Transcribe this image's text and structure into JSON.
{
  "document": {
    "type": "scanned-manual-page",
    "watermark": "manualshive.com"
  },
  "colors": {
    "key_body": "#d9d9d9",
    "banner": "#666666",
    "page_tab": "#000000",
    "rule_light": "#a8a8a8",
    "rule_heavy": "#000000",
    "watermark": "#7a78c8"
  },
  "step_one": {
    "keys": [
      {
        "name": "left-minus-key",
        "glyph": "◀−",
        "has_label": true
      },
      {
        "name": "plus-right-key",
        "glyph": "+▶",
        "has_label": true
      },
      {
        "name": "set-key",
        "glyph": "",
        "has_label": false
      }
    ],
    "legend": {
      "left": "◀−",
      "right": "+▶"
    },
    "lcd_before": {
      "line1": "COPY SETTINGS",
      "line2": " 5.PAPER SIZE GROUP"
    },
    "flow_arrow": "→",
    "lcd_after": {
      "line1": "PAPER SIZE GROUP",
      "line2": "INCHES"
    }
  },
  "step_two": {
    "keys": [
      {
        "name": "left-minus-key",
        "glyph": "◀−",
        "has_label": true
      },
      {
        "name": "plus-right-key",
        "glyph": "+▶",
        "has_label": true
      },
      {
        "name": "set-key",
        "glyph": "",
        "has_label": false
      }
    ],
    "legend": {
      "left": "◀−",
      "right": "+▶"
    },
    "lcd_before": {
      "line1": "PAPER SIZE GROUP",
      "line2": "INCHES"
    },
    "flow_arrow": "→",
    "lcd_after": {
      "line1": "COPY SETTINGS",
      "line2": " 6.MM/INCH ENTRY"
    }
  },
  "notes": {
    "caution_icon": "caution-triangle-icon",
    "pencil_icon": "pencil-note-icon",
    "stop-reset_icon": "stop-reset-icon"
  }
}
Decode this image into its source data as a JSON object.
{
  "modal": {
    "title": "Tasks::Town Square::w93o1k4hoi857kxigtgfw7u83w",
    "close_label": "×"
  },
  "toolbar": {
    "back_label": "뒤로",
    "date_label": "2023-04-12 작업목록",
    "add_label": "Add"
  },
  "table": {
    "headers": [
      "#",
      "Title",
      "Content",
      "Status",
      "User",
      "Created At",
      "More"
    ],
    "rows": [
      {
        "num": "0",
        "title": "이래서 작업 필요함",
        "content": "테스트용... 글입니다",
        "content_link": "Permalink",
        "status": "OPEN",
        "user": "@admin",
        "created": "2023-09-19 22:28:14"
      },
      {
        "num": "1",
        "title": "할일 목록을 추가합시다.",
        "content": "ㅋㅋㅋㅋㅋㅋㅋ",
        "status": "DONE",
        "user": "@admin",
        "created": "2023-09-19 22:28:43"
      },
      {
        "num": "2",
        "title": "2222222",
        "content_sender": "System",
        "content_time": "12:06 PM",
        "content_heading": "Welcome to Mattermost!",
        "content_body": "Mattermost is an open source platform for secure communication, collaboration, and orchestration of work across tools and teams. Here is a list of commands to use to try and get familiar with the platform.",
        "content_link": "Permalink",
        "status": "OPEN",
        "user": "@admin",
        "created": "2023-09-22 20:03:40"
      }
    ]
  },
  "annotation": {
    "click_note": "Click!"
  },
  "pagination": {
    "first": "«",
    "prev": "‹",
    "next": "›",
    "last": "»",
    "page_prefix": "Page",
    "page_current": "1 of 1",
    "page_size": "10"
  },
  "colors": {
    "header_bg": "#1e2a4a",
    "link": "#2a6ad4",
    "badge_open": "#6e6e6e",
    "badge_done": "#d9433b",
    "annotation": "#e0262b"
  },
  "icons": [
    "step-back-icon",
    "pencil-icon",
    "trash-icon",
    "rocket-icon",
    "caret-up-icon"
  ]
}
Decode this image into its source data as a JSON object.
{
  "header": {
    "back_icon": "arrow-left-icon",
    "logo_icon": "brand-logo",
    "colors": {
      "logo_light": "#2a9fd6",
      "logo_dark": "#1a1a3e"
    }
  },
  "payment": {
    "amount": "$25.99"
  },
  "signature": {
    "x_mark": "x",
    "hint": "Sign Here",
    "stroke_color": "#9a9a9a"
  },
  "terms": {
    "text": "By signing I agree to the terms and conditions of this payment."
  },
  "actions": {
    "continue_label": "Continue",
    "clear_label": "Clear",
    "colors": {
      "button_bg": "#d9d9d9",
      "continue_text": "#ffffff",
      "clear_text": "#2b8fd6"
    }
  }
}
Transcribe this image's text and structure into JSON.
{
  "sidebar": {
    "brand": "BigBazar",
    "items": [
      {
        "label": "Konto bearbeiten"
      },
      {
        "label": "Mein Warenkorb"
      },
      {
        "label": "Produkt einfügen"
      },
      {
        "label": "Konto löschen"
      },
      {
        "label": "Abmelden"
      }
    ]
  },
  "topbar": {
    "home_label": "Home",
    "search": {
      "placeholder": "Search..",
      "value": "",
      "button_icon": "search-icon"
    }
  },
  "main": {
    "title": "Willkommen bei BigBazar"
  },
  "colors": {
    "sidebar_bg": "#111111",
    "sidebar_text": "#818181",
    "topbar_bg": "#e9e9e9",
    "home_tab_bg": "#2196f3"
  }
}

- **YOUR GOAL**
Everything in the listing above should be restated exactly.

- **ANSWER TO THE PROBLEM**
Transcribe this image's text and structure into JSON.
{
  "document": {
    "type": "scanned-manual-page",
    "watermark": "manualshive.com"
  },
  "colors": {
    "key_body": "#d9d9d9",
    "banner": "#666666",
    "page_tab": "#000000",
    "rule_light": "#a8a8a8",
    "rule_heavy": "#000000",
    "watermark": "#7a78c8"
  },
  "step_one": {
    "keys": [
      {
        "name": "left-minus-key",
        "glyph": "◀−",
        "has_label": true
      },
      {
        "name": "plus-right-key",
        "glyph": "+▶",
        "has_label": true
      },
      {
        "name": "set-key",
        "glyph": "",
        "has_label": false
      }
    ],
    "legend": {
      "left": "◀−",
      "right": "+▶"
    },
    "lcd_before": {
      "line1": "COPY SETTINGS",
      "line2": " 5.PAPER SIZE GROUP"
    },
    "flow_arrow": "→",
    "lcd_after": {
      "line1": "PAPER SIZE GROUP",
      "line2": "INCHES"
    }
  },
  "step_two": {
    "keys": [
      {
        "name": "left-minus-key",
        "glyph": "◀−",
        "has_label": true
      },
      {
        "name": "plus-right-key",
        "glyph": "+▶",
        "has_label": true
      },
      {
        "name": "set-key",
        "glyph": "",
        "has_label": false
      }
    ],
    "legend": {
      "left": "◀−",
      "right": "+▶"
    },
    "lcd_before": {
      "line1": "PAPER SIZE GROUP",
      "line2": "INCHES"
    },
    "flow_arrow": "→",
    "lcd_after": {
      "line1": "COPY SETTINGS",
      "line2": " 6.MM/INCH ENTRY"
    }
  },
  "notes": {
    "caution_icon": "caution-triangle-icon",
    "pencil_icon": "pencil-note-icon",
    "stop-reset_icon": "stop-reset-icon"
  }
}
Decode this image into its source data as a JSON object.
{
  "modal": {
    "title": "Tasks::Town Square::w93o1k4hoi857kxigtgfw7u83w",
    "close_label": "×"
  },
  "toolbar": {
    "back_label": "뒤로",
    "date_label": "2023-04-12 작업목록",
    "add_label": "Add"
  },
  "table": {
    "headers": [
      "#",
      "Title",
      "Content",
      "Status",
      "User",
      "Created At",
      "More"
    ],
    "rows": [
      {
        "num": "0",
        "title": "이래서 작업 필요함",
        "content": "테스트용... 글입니다",
        "content_link": "Permalink",
        "status": "OPEN",
        "user": "@admin",
        "created": "2023-09-19 22:28:14"
      },
      {
        "num": "1",
        "title": "할일 목록을 추가합시다.",
        "content": "ㅋㅋㅋㅋㅋㅋㅋ",
        "status": "DONE",
        "user": "@admin",
        "created": "2023-09-19 22:28:43"
      },
      {
        "num": "2",
        "title": "2222222",
        "content_sender": "System",
        "content_time": "12:06 PM",
        "content_heading": "Welcome to Mattermost!",
        "content_body": "Mattermost is an open source platform for secure communication, collaboration, and orchestration of work across tools and teams. Here is a list of commands to use to try and get familiar with the platform.",
        "content_link": "Permalink",
        "status": "OPEN",
        "user": "@admin",
        "created": "2023-09-22 20:03:40"
      }
    ]
  },
  "annotation": {
    "click_note": "Click!"
  },
  "pagination": {
    "first": "«",
    "prev": "‹",
    "next": "›",
    "last": "»",
    "page_prefix": "Page",
    "page_current": "1 of 1",
    "page_size": "10"
  },
  "colors": {
    "header_bg": "#1e2a4a",
    "link": "#2a6ad4",
    "badge_open": "#6e6e6e",
    "badge_done": "#d9433b",
    "annotation": "#e0262b"
  },
  "icons": [
    "step-back-icon",
    "pencil-icon",
    "trash-icon",
    "rocket-icon",
    "caret-up-icon"
  ]
}
Decode this image into its source data as a JSON object.
{
  "header": {
    "back_icon": "arrow-left-icon",
    "logo_icon": "brand-logo",
    "colors": {
      "logo_light": "#2a9fd6",
      "logo_dark": "#1a1a3e"
    }
  },
  "payment": {
    "amount": "$25.99"
  },
  "signature": {
    "x_mark": "x",
    "hint": "Sign Here",
    "stroke_color": "#9a9a9a"
  },
  "terms": {
    "text": "By signing I agree to the terms and conditions of this payment."
  },
  "actions": {
    "continue_label": "Continue",
    "clear_label": "Clear",
    "colors": {
      "button_bg": "#d9d9d9",
      "continue_text": "#ffffff",
      "clear_text": "#2b8fd6"
    }
  }
}
Transcribe this image's text and structure into JSON.
{
  "sidebar": {
    "brand": "BigBazar",
    "items": [
      {
        "label": "Konto bearbeiten"
      },
      {
        "label": "Mein Warenkorb"
      },
      {
        "label": "Produkt einfügen"
      },
      {
        "label": "Konto löschen"
      },
      {
        "label": "Abmelden"
      }
    ]
  },
  "topbar": {
    "home_label": "Home",
    "search": {
      "placeholder": "Search..",
      "value": "",
      "button_icon": "search-icon"
    }
  },
  "main": {
    "title": "Willkommen bei BigBazar"
  },
  "colors": {
    "sidebar_bg": "#111111",
    "sidebar_text": "#818181",
    "topbar_bg": "#e9e9e9",
    "home_tab_bg": "#2196f3"
  }
}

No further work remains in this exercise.